STATED PROBLEM - Omit all pictures, then retype exactly the lines from the one that contains "Read all visible content and emit it as JSON." through the end of the listing.

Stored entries

────────────────────────────────────────

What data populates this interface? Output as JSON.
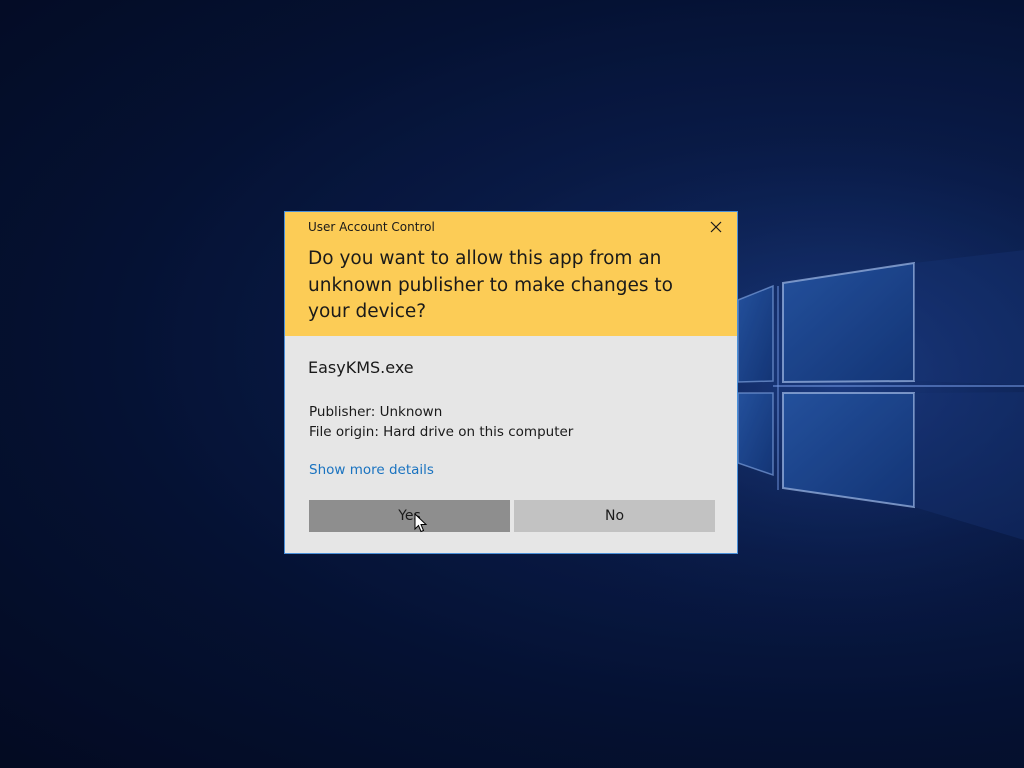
{
  "uac": {
    "title": "User Account Control",
    "question": "Do you want to allow this app from an unknown publisher to make changes to your device?",
    "app_name": "EasyKMS.exe",
    "publisher": "Publisher: Unknown",
    "file_origin": "File origin: Hard drive on this computer",
    "more_details": "Show more details",
    "yes_label": "Yes",
    "no_label": "No",
    "close_icon": "close-icon"
  },
  "colors": {
    "header": "#fccc56",
    "body": "#e6e6e6",
    "link": "#1a73c0",
    "yes_button": "#8e8e8e",
    "no_button": "#c2c2c2",
    "border": "#4a90d9"
  }
}
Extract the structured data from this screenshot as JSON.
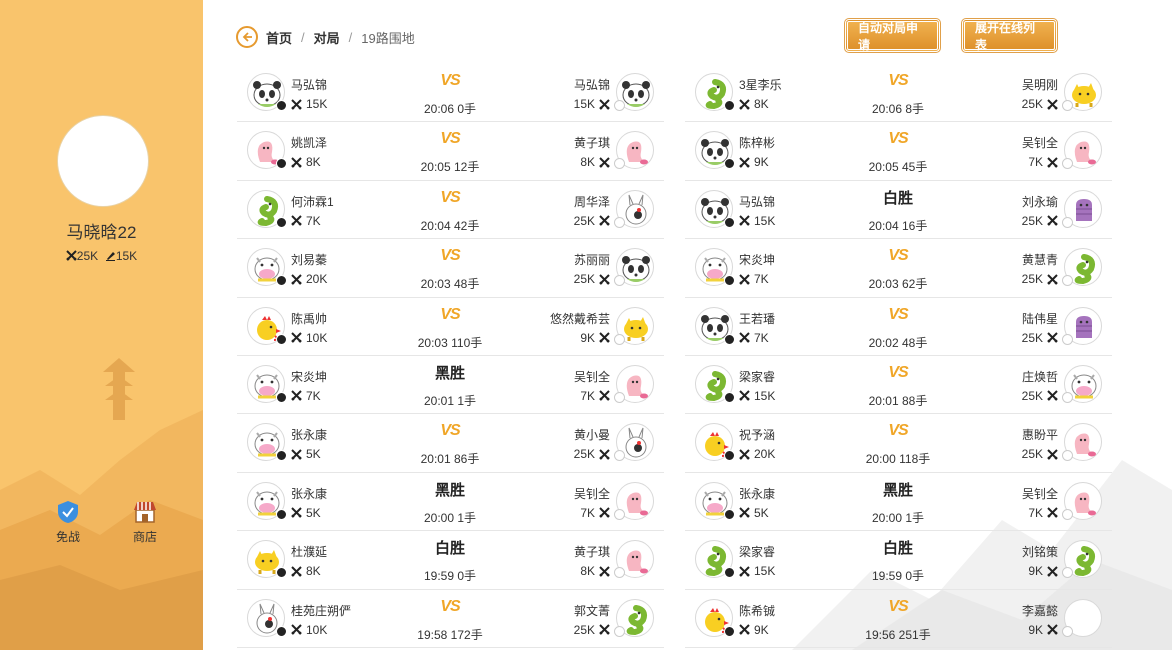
{
  "profile": {
    "name": "马晓晗22",
    "rank_a": "25K",
    "rank_b": "15K"
  },
  "sidebar": {
    "free_label": "免战",
    "shop_label": "商店"
  },
  "breadcrumb": {
    "home": "首页",
    "section": "对局",
    "current": "19路围地"
  },
  "header": {
    "auto_match_label": "自动对局申请",
    "expand_online_label": "展开在线列表"
  },
  "colors": {
    "sidebar_bg": "#f9c46c",
    "accent": "#e69a2f",
    "vs": "#f0a628"
  },
  "games_left": [
    {
      "p1": {
        "name": "马弘锦",
        "rank": "15K",
        "avatar": "panda",
        "stone": "black"
      },
      "result": "VS",
      "time": "20:06",
      "moves": "0手",
      "p2": {
        "name": "马弘锦",
        "rank": "15K",
        "avatar": "panda",
        "stone": "white"
      }
    },
    {
      "p1": {
        "name": "姚凯泽",
        "rank": "8K",
        "avatar": "pink-blob",
        "stone": "black"
      },
      "result": "VS",
      "time": "20:05",
      "moves": "12手",
      "p2": {
        "name": "黄子琪",
        "rank": "8K",
        "avatar": "pink-blob",
        "stone": "white"
      }
    },
    {
      "p1": {
        "name": "何沛霖1",
        "rank": "7K",
        "avatar": "green-blob",
        "stone": "black"
      },
      "result": "VS",
      "time": "20:04",
      "moves": "42手",
      "p2": {
        "name": "周华泽",
        "rank": "25K",
        "avatar": "white-bunny",
        "stone": "white"
      }
    },
    {
      "p1": {
        "name": "刘易蓁",
        "rank": "20K",
        "avatar": "pink-cow",
        "stone": "black"
      },
      "result": "VS",
      "time": "20:03",
      "moves": "48手",
      "p2": {
        "name": "苏丽丽",
        "rank": "25K",
        "avatar": "panda",
        "stone": "white"
      }
    },
    {
      "p1": {
        "name": "陈禹帅",
        "rank": "10K",
        "avatar": "chick",
        "stone": "black"
      },
      "result": "VS",
      "time": "20:03",
      "moves": "110手",
      "p2": {
        "name": "悠然戴希芸",
        "rank": "9K",
        "avatar": "yellow-blob",
        "stone": "white"
      }
    },
    {
      "p1": {
        "name": "宋炎坤",
        "rank": "7K",
        "avatar": "pink-cow",
        "stone": "black"
      },
      "result": "黑胜",
      "time": "20:01",
      "moves": "1手",
      "p2": {
        "name": "吴钊全",
        "rank": "7K",
        "avatar": "pink-blob",
        "stone": "white"
      }
    },
    {
      "p1": {
        "name": "张永康",
        "rank": "5K",
        "avatar": "pink-cow",
        "stone": "black"
      },
      "result": "VS",
      "time": "20:01",
      "moves": "86手",
      "p2": {
        "name": "黄小曼",
        "rank": "25K",
        "avatar": "white-bunny",
        "stone": "white"
      }
    },
    {
      "p1": {
        "name": "张永康",
        "rank": "5K",
        "avatar": "pink-cow",
        "stone": "black"
      },
      "result": "黑胜",
      "time": "20:00",
      "moves": "1手",
      "p2": {
        "name": "吴钊全",
        "rank": "7K",
        "avatar": "pink-blob",
        "stone": "white"
      }
    },
    {
      "p1": {
        "name": "杜濮延",
        "rank": "8K",
        "avatar": "yellow-blob",
        "stone": "black"
      },
      "result": "白胜",
      "time": "19:59",
      "moves": "0手",
      "p2": {
        "name": "黄子琪",
        "rank": "8K",
        "avatar": "pink-blob",
        "stone": "white"
      }
    },
    {
      "p1": {
        "name": "桂苑庄朔俨",
        "rank": "10K",
        "avatar": "white-bunny",
        "stone": "black"
      },
      "result": "VS",
      "time": "19:58",
      "moves": "172手",
      "p2": {
        "name": "郭文菁",
        "rank": "25K",
        "avatar": "green-blob",
        "stone": "white"
      }
    }
  ],
  "games_right": [
    {
      "p1": {
        "name": "3星李乐",
        "rank": "8K",
        "avatar": "green-blob",
        "stone": "black"
      },
      "result": "VS",
      "time": "20:06",
      "moves": "8手",
      "p2": {
        "name": "吴明刚",
        "rank": "25K",
        "avatar": "yellow-blob",
        "stone": "white"
      }
    },
    {
      "p1": {
        "name": "陈梓彬",
        "rank": "9K",
        "avatar": "panda",
        "stone": "black"
      },
      "result": "VS",
      "time": "20:05",
      "moves": "45手",
      "p2": {
        "name": "吴钊全",
        "rank": "7K",
        "avatar": "pink-blob",
        "stone": "white"
      }
    },
    {
      "p1": {
        "name": "马弘锦",
        "rank": "15K",
        "avatar": "panda",
        "stone": "black"
      },
      "result": "白胜",
      "time": "20:04",
      "moves": "16手",
      "p2": {
        "name": "刘永瑜",
        "rank": "25K",
        "avatar": "purple-blob",
        "stone": "white"
      }
    },
    {
      "p1": {
        "name": "宋炎坤",
        "rank": "7K",
        "avatar": "pink-cow",
        "stone": "black"
      },
      "result": "VS",
      "time": "20:03",
      "moves": "62手",
      "p2": {
        "name": "黄慧青",
        "rank": "25K",
        "avatar": "green-blob",
        "stone": "white"
      }
    },
    {
      "p1": {
        "name": "王若璠",
        "rank": "7K",
        "avatar": "panda",
        "stone": "black"
      },
      "result": "VS",
      "time": "20:02",
      "moves": "48手",
      "p2": {
        "name": "陆伟星",
        "rank": "25K",
        "avatar": "purple-blob",
        "stone": "white"
      }
    },
    {
      "p1": {
        "name": "梁家睿",
        "rank": "15K",
        "avatar": "green-blob",
        "stone": "black"
      },
      "result": "VS",
      "time": "20:01",
      "moves": "88手",
      "p2": {
        "name": "庄焕哲",
        "rank": "25K",
        "avatar": "pink-cow",
        "stone": "white"
      }
    },
    {
      "p1": {
        "name": "祝予涵",
        "rank": "20K",
        "avatar": "chick",
        "stone": "black"
      },
      "result": "VS",
      "time": "20:00",
      "moves": "118手",
      "p2": {
        "name": "惠盼平",
        "rank": "25K",
        "avatar": "pink-blob",
        "stone": "white"
      }
    },
    {
      "p1": {
        "name": "张永康",
        "rank": "5K",
        "avatar": "pink-cow",
        "stone": "black"
      },
      "result": "黑胜",
      "time": "20:00",
      "moves": "1手",
      "p2": {
        "name": "吴钊全",
        "rank": "7K",
        "avatar": "pink-blob",
        "stone": "white"
      }
    },
    {
      "p1": {
        "name": "梁家睿",
        "rank": "15K",
        "avatar": "green-blob",
        "stone": "black"
      },
      "result": "白胜",
      "time": "19:59",
      "moves": "0手",
      "p2": {
        "name": "刘铭策",
        "rank": "9K",
        "avatar": "green-blob",
        "stone": "white"
      }
    },
    {
      "p1": {
        "name": "陈希铖",
        "rank": "9K",
        "avatar": "chick",
        "stone": "black"
      },
      "result": "VS",
      "time": "19:56",
      "moves": "251手",
      "p2": {
        "name": "李嘉懿",
        "rank": "9K",
        "avatar": "empty",
        "stone": "white"
      }
    }
  ]
}
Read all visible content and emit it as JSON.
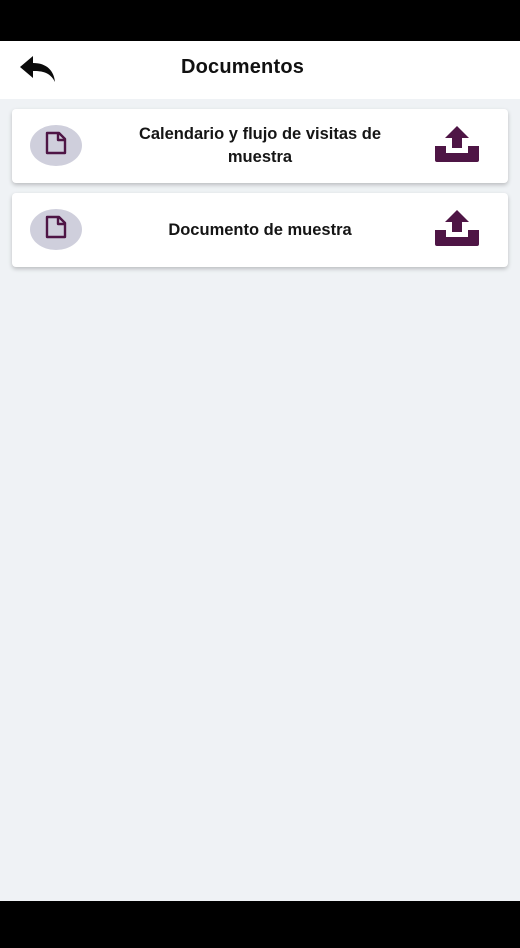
{
  "header": {
    "title": "Documentos",
    "back_icon": "back-arrow-icon"
  },
  "documents": [
    {
      "title": "Calendario y flujo de visitas de muestra",
      "icon": "document-icon",
      "action_icon": "upload-icon"
    },
    {
      "title": "Documento de muestra",
      "icon": "document-icon",
      "action_icon": "upload-icon"
    }
  ],
  "colors": {
    "accent": "#4e1545",
    "icon_circle": "#cfcfdc",
    "background": "#eff2f5",
    "header": "#ffffff"
  }
}
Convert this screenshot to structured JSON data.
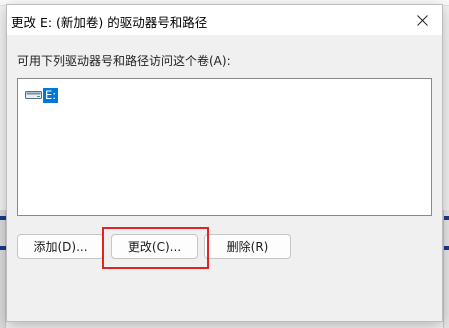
{
  "dialog": {
    "title": "更改 E: (新加卷) 的驱动器号和路径",
    "close_icon": "close-icon",
    "list_label": "可用下列驱动器号和路径访问这个卷(A):",
    "items": [
      {
        "label": "E:",
        "icon": "drive-icon",
        "selected": true
      }
    ],
    "buttons": {
      "add": "添加(D)...",
      "change": "更改(C)...",
      "delete": "删除(R)"
    }
  },
  "colors": {
    "selection": "#0078d7",
    "highlight_box": "#e02424"
  }
}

────────────────────────────────────────

THE SOLUTION -
Read all visible content and emit it as JSON.
{
  "header": {
    "title": "Documentos",
    "back_icon": "back-arrow-icon"
  },
  "documents": [
    {
      "title": "Calendario y flujo de visitas de muestra",
      "icon": "document-icon",
      "action_icon": "upload-icon"
    },
    {
      "title": "Documento de muestra",
      "icon": "document-icon",
      "action_icon": "upload-icon"
    }
  ],
  "colors": {
    "accent": "#4e1545",
    "icon_circle": "#cfcfdc",
    "background": "#eff2f5",
    "header": "#ffffff"
  }
}
Convert this screenshot to structured JSON data.
{
  "dialog": {
    "title": "更改 E: (新加卷) 的驱动器号和路径",
    "close_icon": "close-icon",
    "list_label": "可用下列驱动器号和路径访问这个卷(A):",
    "items": [
      {
        "label": "E:",
        "icon": "drive-icon",
        "selected": true
      }
    ],
    "buttons": {
      "add": "添加(D)...",
      "change": "更改(C)...",
      "delete": "删除(R)"
    }
  },
  "colors": {
    "selection": "#0078d7",
    "highlight_box": "#e02424"
  }
}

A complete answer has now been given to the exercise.